**What this task involves:** Copy the items below word for word, from the first one through the line containing "x-tick-label: 6 (409, 453, 418, 472)", including both ends.

— Begin Data listing —

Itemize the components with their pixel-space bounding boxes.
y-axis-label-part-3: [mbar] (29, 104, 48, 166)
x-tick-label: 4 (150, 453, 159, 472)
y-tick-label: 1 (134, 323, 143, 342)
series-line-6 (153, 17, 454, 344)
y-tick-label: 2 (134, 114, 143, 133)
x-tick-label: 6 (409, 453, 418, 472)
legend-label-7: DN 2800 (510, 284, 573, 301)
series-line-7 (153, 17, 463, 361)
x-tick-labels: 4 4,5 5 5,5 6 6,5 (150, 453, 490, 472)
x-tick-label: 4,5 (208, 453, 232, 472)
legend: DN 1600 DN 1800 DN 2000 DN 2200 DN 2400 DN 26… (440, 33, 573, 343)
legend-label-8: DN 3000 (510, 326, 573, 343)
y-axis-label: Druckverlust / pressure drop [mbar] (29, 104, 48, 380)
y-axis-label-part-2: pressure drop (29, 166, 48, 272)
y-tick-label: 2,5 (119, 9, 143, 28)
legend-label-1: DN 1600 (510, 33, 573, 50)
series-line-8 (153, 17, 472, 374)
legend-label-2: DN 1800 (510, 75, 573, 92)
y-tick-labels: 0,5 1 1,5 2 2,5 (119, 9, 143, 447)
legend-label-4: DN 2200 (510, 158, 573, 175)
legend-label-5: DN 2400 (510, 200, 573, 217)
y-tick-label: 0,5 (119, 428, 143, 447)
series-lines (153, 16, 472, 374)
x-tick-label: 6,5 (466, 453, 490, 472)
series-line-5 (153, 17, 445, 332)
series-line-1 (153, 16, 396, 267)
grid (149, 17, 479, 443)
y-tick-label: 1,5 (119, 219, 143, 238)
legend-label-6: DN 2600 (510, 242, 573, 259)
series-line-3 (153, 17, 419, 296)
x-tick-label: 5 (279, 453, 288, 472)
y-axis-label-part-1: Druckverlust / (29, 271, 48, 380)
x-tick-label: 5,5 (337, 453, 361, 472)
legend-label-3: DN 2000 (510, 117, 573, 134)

— End Data listing —

**Response to this task:**
Itemize the components with their pixel-space bounding boxes.
y-axis-label-part-3: [mbar] (29, 104, 48, 166)
x-tick-label: 4 (150, 453, 159, 472)
y-tick-label: 1 (134, 323, 143, 342)
series-line-6 (153, 17, 454, 344)
y-tick-label: 2 (134, 114, 143, 133)
x-tick-label: 6 (409, 453, 418, 472)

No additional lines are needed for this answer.